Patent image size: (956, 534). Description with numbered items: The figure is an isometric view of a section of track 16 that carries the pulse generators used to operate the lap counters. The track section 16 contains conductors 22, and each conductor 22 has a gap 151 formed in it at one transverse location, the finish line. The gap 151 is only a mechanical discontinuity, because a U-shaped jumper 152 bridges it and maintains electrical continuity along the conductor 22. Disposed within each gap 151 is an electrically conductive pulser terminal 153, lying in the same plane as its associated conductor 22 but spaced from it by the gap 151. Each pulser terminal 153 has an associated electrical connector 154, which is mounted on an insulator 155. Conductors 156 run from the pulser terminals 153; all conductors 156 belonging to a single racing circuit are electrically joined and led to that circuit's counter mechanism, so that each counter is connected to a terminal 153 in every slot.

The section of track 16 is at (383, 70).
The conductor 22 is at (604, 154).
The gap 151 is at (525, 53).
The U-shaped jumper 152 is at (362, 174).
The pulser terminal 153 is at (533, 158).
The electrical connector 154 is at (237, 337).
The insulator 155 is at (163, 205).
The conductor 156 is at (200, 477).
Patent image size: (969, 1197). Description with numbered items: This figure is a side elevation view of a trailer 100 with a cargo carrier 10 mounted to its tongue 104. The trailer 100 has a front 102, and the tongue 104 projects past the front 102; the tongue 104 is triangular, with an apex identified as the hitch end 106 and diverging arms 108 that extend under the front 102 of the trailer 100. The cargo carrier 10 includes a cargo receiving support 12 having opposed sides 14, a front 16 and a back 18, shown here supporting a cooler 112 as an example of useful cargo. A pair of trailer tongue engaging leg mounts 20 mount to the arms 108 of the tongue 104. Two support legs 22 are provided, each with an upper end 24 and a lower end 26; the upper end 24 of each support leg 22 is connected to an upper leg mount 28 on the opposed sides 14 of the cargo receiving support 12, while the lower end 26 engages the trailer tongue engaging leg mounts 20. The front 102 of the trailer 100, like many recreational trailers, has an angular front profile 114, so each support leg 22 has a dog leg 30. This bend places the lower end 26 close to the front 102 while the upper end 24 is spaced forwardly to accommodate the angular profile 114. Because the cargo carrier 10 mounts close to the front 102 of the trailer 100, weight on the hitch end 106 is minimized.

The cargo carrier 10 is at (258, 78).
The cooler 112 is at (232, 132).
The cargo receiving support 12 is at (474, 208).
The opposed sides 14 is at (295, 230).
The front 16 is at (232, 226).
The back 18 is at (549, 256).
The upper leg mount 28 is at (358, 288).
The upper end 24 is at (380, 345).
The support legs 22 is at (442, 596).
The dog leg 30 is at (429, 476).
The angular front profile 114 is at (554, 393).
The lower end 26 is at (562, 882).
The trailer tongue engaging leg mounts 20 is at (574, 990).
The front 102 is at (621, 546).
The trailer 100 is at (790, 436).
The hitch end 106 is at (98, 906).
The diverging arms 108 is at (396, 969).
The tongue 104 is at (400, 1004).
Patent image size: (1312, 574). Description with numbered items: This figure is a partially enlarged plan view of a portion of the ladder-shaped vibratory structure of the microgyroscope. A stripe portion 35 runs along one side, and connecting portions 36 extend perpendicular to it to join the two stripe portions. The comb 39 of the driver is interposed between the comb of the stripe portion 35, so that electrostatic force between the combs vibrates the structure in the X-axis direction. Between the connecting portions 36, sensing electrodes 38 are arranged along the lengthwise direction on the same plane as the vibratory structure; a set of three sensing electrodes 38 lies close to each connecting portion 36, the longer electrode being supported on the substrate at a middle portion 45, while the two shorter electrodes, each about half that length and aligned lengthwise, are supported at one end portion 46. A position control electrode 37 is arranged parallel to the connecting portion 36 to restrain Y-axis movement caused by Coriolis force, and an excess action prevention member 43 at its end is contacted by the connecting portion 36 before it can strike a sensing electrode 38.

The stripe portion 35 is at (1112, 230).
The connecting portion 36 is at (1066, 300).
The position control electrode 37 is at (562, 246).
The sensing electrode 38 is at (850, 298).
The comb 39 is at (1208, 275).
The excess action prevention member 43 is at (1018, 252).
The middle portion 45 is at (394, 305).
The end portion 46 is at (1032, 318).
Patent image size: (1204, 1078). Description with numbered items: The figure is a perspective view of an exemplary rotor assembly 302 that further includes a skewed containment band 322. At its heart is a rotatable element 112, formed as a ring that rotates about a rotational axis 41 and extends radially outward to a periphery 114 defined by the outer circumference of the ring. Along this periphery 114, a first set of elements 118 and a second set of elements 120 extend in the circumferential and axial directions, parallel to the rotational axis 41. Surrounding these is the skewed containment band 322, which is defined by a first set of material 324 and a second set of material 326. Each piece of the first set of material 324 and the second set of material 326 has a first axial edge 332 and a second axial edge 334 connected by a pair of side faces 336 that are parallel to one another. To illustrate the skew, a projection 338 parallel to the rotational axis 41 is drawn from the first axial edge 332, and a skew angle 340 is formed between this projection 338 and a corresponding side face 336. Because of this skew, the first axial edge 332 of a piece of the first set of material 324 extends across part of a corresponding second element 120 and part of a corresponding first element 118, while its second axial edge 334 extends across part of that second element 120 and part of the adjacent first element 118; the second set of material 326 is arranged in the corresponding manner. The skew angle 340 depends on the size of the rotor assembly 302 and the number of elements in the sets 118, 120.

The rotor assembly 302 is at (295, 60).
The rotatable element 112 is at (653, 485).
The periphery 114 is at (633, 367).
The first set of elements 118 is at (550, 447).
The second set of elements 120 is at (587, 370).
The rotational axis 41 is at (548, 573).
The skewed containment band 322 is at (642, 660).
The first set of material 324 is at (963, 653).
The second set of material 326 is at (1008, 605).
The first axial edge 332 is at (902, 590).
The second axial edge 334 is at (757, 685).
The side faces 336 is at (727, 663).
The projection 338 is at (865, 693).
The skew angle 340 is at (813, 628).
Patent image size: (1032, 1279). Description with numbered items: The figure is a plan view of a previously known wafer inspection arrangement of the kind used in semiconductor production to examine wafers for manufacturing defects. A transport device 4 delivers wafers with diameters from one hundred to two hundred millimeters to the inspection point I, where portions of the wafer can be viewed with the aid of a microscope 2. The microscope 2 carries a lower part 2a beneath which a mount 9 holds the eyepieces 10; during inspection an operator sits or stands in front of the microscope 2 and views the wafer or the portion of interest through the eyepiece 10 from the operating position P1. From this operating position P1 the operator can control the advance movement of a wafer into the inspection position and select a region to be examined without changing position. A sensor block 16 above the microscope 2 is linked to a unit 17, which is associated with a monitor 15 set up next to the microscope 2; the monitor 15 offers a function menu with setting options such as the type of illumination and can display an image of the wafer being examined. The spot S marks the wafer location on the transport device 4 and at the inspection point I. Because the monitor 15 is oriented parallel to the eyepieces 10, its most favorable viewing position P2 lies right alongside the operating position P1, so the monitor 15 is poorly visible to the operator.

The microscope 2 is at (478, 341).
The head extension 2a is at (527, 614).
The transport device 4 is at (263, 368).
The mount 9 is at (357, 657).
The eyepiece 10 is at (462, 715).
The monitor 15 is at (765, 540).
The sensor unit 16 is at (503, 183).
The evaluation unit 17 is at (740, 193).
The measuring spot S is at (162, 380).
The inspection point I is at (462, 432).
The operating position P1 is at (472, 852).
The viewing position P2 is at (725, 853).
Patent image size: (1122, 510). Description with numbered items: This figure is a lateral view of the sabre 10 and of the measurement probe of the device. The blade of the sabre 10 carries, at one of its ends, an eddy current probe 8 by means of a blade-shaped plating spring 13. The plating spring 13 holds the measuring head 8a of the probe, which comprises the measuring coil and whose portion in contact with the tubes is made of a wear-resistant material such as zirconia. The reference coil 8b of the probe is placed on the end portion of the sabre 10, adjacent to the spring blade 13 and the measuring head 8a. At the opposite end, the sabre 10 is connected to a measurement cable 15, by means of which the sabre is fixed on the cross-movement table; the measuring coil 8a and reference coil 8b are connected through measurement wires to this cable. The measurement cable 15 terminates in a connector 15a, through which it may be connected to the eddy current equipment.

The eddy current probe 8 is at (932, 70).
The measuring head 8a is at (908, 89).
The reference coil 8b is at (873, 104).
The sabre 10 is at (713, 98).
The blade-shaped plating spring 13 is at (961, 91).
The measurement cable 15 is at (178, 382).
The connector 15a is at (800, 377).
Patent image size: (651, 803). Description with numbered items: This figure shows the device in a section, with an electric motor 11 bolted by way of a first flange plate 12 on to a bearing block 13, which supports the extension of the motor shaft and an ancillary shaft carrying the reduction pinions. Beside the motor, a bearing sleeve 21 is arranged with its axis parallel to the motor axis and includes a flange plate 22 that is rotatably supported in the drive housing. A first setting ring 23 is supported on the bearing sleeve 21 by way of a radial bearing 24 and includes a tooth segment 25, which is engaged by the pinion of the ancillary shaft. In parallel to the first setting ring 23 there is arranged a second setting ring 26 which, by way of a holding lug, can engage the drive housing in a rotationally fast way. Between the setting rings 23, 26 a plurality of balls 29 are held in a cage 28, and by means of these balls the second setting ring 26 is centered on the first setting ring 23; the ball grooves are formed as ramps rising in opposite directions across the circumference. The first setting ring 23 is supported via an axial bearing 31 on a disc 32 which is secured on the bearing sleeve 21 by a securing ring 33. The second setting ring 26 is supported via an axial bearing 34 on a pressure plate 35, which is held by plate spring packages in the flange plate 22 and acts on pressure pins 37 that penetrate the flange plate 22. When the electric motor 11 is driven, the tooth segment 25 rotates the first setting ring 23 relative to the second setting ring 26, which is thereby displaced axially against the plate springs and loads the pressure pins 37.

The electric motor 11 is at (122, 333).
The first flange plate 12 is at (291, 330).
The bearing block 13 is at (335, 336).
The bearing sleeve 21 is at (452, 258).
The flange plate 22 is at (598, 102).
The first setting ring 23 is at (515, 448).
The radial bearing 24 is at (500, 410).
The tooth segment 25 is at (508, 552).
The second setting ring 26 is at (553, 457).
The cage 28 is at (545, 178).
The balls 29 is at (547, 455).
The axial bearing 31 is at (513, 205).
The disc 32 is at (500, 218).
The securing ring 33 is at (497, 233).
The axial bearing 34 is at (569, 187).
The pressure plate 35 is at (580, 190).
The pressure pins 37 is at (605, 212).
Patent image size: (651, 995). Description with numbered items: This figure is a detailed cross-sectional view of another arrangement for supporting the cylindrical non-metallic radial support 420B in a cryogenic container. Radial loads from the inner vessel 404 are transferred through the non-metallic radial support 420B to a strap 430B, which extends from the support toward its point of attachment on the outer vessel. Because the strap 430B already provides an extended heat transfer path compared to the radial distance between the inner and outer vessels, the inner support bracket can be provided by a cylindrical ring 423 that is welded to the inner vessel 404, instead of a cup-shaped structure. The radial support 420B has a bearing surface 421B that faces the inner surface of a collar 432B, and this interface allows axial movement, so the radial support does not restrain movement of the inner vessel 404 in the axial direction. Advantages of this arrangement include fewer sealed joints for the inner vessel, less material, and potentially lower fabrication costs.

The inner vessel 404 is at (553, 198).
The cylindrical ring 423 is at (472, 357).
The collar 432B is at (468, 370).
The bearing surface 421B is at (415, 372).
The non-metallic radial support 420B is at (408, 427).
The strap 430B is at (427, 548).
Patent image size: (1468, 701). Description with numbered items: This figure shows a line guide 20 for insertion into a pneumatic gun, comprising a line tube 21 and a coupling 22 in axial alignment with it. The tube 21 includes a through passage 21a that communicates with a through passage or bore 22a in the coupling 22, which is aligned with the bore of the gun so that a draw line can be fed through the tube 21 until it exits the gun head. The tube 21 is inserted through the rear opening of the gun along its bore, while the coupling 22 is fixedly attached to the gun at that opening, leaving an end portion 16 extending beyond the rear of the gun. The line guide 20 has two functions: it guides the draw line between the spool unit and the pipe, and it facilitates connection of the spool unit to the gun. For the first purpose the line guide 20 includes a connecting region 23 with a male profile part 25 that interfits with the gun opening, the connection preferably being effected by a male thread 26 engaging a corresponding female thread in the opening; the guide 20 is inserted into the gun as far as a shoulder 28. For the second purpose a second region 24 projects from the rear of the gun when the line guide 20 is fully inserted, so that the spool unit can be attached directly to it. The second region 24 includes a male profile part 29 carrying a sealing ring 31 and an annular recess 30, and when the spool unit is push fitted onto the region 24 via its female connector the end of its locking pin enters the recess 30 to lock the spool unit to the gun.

□ □ □ □ □

### Stated exercise
Could you give the stretch from the line containing "Patent image size: (1122, 510)." through the line containing "The connector 15a is at (800, 377)." again, swapping "lateral view" for "side view" and leaving everything else unchanged?

### Finished answer
Patent image size: (1122, 510). Description with numbered items: This figure is a side view of the sabre 10 and of the measurement probe of the device. The blade of the sabre 10 carries, at one of its ends, an eddy current probe 8 by means of a blade-shaped plating spring 13. The plating spring 13 holds the measuring head 8a of the probe, which comprises the measuring coil and whose portion in contact with the tubes is made of a wear-resistant material such as zirconia. The reference coil 8b of the probe is placed on the end portion of the sabre 10, adjacent to the spring blade 13 and the measuring head 8a. At the opposite end, the sabre 10 is connected to a measurement cable 15, by means of which the sabre is fixed on the cross-movement table; the measuring coil 8a and reference coil 8b are connected through measurement wires to this cable. The measurement cable 15 terminates in a connector 15a, through which it may be connected to the eddy current equipment.

The eddy current probe 8 is at (932, 70).
The measuring head 8a is at (908, 89).
The reference coil 8b is at (873, 104).
The sabre 10 is at (713, 98).
The blade-shaped plating spring 13 is at (961, 91).
The measurement cable 15 is at (178, 382).
The connector 15a is at (800, 377).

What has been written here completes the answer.